» **Short task**
Copy out the entries below in full and exactly.

Data records
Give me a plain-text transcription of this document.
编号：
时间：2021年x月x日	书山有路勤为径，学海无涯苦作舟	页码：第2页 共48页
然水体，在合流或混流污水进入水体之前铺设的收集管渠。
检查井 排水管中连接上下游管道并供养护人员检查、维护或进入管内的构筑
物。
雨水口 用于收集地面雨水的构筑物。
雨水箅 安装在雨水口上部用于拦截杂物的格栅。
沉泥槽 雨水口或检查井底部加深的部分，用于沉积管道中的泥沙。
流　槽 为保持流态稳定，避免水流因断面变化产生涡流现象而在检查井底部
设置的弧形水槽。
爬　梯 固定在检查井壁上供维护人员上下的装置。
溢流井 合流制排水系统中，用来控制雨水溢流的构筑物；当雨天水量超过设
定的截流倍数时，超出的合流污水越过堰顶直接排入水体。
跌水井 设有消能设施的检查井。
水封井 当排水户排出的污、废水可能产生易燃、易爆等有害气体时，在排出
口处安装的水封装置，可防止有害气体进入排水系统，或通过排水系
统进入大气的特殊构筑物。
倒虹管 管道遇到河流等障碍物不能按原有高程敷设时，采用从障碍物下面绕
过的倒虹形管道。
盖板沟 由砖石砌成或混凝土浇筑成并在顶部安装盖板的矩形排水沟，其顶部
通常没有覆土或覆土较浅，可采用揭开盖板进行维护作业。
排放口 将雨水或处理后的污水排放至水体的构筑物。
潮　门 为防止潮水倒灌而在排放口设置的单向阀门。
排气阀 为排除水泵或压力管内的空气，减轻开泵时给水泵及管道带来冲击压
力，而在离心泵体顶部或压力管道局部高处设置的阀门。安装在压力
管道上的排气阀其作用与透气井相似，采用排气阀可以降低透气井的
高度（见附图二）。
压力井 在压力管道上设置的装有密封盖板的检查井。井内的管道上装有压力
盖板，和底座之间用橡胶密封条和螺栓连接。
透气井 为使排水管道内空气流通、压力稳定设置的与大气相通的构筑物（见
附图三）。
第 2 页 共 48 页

» **Full answer**
Give me a plain-text transcription of this document.
编号：
时间：2021年x月x日	书山有路勤为径，学海无涯苦作舟	页码：第2页 共48页
然水体，在合流或混流污水进入水体之前铺设的收集管渠。
检查井 排水管中连接上下游管道并供养护人员检查、维护或进入管内的构筑
物。
雨水口 用于收集地面雨水的构筑物。
雨水箅 安装在雨水口上部用于拦截杂物的格栅。
沉泥槽 雨水口或检查井底部加深的部分，用于沉积管道中的泥沙。
流　槽 为保持流态稳定，避免水流因断面变化产生涡流现象而在检查井底部
设置的弧形水槽。
爬　梯 固定在检查井壁上供维护人员上下的装置。
溢流井 合流制排水系统中，用来控制雨水溢流的构筑物；当雨天水量超过设
定的截流倍数时，超出的合流污水越过堰顶直接排入水体。
跌水井 设有消能设施的检查井。
水封井 当排水户排出的污、废水可能产生易燃、易爆等有害气体时，在排出
口处安装的水封装置，可防止有害气体进入排水系统，或通过排水系
统进入大气的特殊构筑物。
倒虹管 管道遇到河流等障碍物不能按原有高程敷设时，采用从障碍物下面绕
过的倒虹形管道。
盖板沟 由砖石砌成或混凝土浇筑成并在顶部安装盖板的矩形排水沟，其顶部
通常没有覆土或覆土较浅，可采用揭开盖板进行维护作业。
排放口 将雨水或处理后的污水排放至水体的构筑物。
潮　门 为防止潮水倒灌而在排放口设置的单向阀门。
排气阀 为排除水泵或压力管内的空气，减轻开泵时给水泵及管道带来冲击压
力，而在离心泵体顶部或压力管道局部高处设置的阀门。安装在压力
管道上的排气阀其作用与透气井相似，采用排气阀可以降低透气井的
高度（见附图二）。
压力井 在压力管道上设置的装有密封盖板的检查井。井内的管道上装有压力
盖板，和底座之间用橡胶密封条和螺栓连接。
透气井 为使排水管道内空气流通、压力稳定设置的与大气相通的构筑物（见
附图三）。
第 2 页 共 48 页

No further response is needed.